This section of our Case Law Library looks at cases related to:
- What makes a Service Charge demand valid
- What form must a demand take and what information must accompany it
- Whether a Service Charge demand must be ‘certified’
- When payment must be made
The Contractual Validity of a Service Charge demand:
The High Court decided that “the form and content of the demand depends upon the wording of the contractual or statutory provision in question and, critically, on the perceived purpose of that provision.” The case involves a detailed consideration of whether a particular Service Charge demand met the requirements of the Lease in question.
Preparation of an Estimated Service Charge demand
Decision by the Upper Tribunal that the inclusion of non-chargeable items in a service charge estimate does not mean that the estimate should be disallowed in its entirety. The UT decided that instead the amount payable in respect of the estimated should be reduced by the application of the limitation referred to in section 19 (2) of the Landlord and Tenant Act 1985.
Billing For Major Works:
In this case the Lands Tribunal decided that although the Lease in question required the Landlord to produce a single statement of Service Charge expenditure for each period, there was nothing stopping the Landlord producing an additional and separate notification of Major Works Service Charge liabilities so long as these sums were also included in the statement of Service Charge expenditure for the period the costs were incurred.
Five Year Limitation Period under the Housing Act 1985 (Right to Buy):
Decision by the Court of Appeal that the sole purpose of Sections 125A-C is to allow a purchaser to identify their maximum potential contribution for the items listed during the initial period of the lease.
Decision by the Lands Tribunal that a leaseholder who purchased under the right to buy was only liable for the costs of works undertaken before the grant of lease if the invoices issued to the landlord in respect of those works were dated in a period after the start of the ‘initial period’. In this case the Lands Tribunal decided that the initial period started on the same date as the reference period quoted in the estimates sent with the section 125 notice.
In this case the Upper Tribunal sets out some important points of guidance in respect of the limitations on what Service Charges may be invoiced to a purchaser under the Right to Buy during the first five years of the Lease:
- By listing costs under Section 125A and Section 125B a Landlord does not guarantee that these costs will be incurred during the reference period.
- If works do not take place in the reference period then a Landlord is not limited as to what can be charged.
- If works ‘straddle’ the periods before and after the end of the reference period, then the costs should be apportioned: the costs incurred before the end of the reference period will be subject to limitation, those incurred after will not.

■ **Material**
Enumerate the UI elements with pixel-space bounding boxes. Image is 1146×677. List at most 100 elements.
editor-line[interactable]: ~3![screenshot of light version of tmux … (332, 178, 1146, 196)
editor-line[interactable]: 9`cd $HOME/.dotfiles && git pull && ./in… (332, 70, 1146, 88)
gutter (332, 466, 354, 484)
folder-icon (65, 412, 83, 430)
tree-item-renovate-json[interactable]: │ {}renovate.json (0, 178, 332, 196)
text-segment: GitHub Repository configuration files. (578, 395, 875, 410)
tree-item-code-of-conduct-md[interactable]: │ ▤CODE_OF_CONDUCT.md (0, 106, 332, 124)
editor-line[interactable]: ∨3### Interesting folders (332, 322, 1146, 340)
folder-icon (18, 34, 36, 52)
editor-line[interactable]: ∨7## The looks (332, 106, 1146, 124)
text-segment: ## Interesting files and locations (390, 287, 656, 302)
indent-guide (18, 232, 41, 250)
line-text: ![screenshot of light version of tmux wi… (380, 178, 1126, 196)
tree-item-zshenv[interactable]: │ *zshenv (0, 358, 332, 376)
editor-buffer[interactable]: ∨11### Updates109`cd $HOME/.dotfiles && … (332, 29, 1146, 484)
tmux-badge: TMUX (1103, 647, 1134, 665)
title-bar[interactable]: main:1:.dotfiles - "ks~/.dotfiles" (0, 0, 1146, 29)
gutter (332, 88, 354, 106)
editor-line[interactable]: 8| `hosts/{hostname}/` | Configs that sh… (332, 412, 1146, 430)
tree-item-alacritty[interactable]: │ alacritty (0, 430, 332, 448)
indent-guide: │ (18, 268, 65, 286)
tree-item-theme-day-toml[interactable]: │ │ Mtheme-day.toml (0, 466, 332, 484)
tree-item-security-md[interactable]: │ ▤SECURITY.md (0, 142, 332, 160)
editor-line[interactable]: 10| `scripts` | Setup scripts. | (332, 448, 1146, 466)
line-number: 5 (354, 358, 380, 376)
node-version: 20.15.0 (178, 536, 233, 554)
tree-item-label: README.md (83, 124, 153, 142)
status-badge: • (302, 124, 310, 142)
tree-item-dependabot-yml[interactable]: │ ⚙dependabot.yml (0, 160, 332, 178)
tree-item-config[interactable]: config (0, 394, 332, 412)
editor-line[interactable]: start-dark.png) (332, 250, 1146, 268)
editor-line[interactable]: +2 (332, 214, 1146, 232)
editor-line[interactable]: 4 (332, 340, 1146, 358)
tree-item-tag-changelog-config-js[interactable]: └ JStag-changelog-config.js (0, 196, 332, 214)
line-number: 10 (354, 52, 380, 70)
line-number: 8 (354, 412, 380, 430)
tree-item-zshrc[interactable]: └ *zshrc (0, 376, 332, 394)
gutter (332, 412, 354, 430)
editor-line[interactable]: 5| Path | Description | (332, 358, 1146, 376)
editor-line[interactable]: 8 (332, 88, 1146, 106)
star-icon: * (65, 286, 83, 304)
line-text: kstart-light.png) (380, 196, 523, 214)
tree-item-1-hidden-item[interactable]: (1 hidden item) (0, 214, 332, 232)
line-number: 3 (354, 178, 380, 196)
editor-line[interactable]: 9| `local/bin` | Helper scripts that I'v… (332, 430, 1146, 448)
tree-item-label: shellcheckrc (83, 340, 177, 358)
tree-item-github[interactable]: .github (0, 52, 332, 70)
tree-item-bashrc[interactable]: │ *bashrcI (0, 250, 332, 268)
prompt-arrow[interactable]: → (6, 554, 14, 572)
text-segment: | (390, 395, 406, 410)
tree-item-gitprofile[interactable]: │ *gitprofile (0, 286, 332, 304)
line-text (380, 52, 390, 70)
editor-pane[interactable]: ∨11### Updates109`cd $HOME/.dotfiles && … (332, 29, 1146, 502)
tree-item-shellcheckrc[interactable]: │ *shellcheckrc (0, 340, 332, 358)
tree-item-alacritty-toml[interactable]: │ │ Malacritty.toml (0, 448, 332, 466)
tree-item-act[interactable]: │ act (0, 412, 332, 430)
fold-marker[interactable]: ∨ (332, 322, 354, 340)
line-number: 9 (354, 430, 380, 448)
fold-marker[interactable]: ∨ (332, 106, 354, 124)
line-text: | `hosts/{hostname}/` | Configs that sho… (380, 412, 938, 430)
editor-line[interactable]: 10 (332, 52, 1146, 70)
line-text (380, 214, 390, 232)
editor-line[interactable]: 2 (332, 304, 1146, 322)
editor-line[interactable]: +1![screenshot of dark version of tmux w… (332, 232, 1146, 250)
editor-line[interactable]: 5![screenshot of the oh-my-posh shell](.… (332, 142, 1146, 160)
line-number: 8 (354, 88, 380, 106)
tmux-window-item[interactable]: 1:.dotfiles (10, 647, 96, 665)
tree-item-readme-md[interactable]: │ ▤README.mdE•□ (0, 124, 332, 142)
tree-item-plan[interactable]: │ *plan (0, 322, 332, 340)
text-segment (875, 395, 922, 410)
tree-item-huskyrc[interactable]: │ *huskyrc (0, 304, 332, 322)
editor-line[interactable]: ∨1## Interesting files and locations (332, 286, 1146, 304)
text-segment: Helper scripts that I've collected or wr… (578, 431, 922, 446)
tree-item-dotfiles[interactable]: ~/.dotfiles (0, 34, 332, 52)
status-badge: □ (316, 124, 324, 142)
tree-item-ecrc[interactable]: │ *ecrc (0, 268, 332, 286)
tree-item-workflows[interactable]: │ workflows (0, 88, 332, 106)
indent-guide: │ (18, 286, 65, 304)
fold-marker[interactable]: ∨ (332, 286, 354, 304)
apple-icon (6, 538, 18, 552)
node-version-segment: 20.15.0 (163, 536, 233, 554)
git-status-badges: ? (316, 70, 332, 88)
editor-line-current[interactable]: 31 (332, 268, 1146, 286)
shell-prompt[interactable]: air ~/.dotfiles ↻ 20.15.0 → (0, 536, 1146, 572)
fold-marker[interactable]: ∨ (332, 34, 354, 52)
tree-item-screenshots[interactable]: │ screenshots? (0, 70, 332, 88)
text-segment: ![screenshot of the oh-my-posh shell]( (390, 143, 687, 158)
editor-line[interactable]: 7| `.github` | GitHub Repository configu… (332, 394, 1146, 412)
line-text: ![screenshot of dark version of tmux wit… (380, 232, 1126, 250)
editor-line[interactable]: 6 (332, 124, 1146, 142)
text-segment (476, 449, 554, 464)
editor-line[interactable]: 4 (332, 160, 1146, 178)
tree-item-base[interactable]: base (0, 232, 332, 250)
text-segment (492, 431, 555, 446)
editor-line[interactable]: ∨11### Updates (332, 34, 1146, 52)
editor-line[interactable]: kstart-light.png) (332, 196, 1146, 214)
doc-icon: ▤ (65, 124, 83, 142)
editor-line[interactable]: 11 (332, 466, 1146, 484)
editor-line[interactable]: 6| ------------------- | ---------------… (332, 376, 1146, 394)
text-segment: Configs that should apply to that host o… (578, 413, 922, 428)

■ **The task**
Carry on the case law summary on service charge demands from the point where it ends. The items are unrelated to the service charge case summaries.

■ **Answer for the task**
- A Landlord may recover costs which were not listed on the estimate but within the limits set out in Section 16B (3) of the Housing Act 1985
Requirement to certify or audit Service Charge accounts:
In this case the Lands Tribunal concluded that a failure to meet the contractual requirement of a Lease that a Service Charge demand be certified did not mean that payment of the sums due for the relevant periods could never be due for payment.
Decision by the High Court that the Lease, rather than accounting practice or other considerations, determines the way in which accounts are to be prepared.
Decision by the Lands Tribunal that the LVT had been wrong to assume that the Lease only allowed a single attempt at issuing a contractually valid demand and that, taking account of any relevant provisions in the Lease and statutory restrictions, the Landlord may reissue a valid demand at a later date.
In this case the Upper Tribunal decided an requirement within a Lease to audit accounts at the end of a Service Charge period, was not a precondition for requesting payment of an estimated Service Charge from a Leaseholder. The Upper Tribunal decided that without wording which specifically stated that the auditing of accounts was a precondition of payment then monies could not be withheld on that basis, and that the remedy available to the Leaseholder was to make a counter claim in the County Court for breach of lease.
Information to accompany a Service Charge Demand:
Decision by the Upper Tribunal that the summary of rights and obligation required by Section 21B of the Landlord and Tenant Act 1985 must be sent with any demand for payment of a service charge. In this case the Landlord had sent the summary a number of days after the demand and this was not taken to have met the requirement of the Act.
The Upper Tribunal found that payment of a Service Charge demand was not due because the demand did not include the name and address of the Landlord as required by Section 47 of the Landlord and Tenant Act 1987. Where the Landlord’s address is not within England and Wales, the Upper Tribunal concluded that the address must still be given, but an additional address within England and Wales where notices may be served must also be provided.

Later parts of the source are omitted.